# start of Information given
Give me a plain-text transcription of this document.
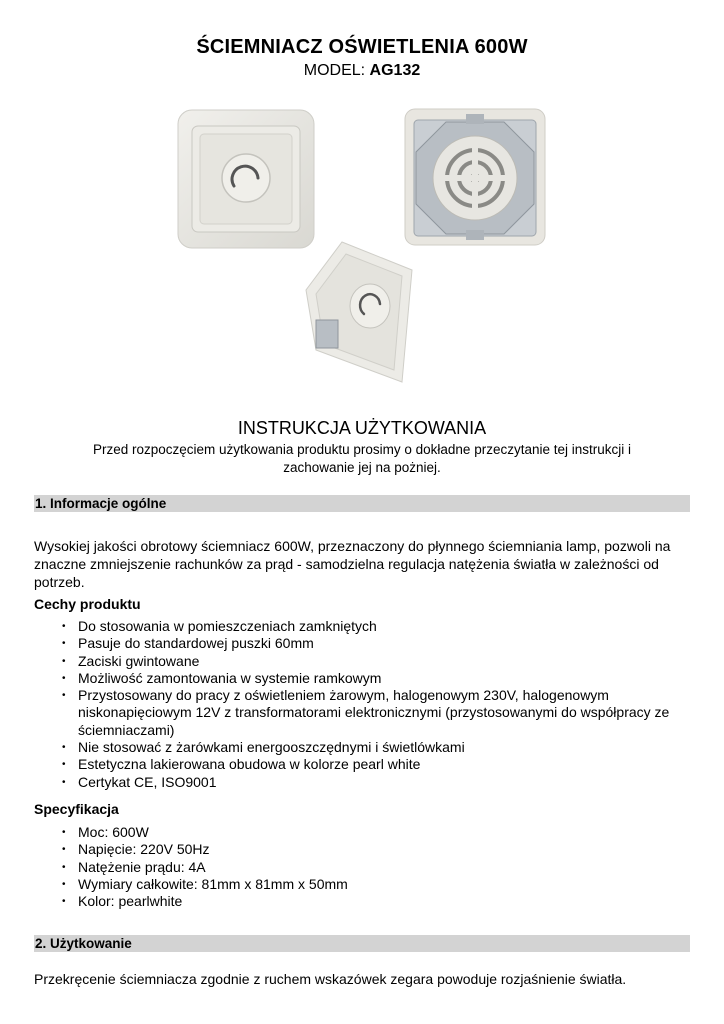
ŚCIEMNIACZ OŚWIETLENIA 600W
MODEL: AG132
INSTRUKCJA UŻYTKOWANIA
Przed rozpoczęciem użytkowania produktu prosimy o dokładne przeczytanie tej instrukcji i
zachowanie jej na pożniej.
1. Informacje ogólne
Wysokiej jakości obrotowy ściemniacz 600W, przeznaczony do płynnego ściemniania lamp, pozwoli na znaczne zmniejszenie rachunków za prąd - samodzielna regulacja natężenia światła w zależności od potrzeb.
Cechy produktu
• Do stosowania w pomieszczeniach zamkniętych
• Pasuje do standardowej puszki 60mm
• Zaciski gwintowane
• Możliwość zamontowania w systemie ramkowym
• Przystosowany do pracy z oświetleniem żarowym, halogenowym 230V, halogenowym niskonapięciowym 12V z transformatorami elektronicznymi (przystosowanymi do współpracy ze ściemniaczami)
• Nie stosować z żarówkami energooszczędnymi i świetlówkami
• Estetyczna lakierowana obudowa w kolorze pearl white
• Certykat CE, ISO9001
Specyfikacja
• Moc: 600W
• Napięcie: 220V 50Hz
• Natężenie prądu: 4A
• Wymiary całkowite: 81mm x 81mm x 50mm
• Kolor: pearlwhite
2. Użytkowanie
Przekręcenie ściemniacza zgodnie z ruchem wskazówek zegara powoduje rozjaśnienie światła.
# end of Information given
Set problem
Count the lines in the records above that contain the word "światła", and give only the number.

Response
2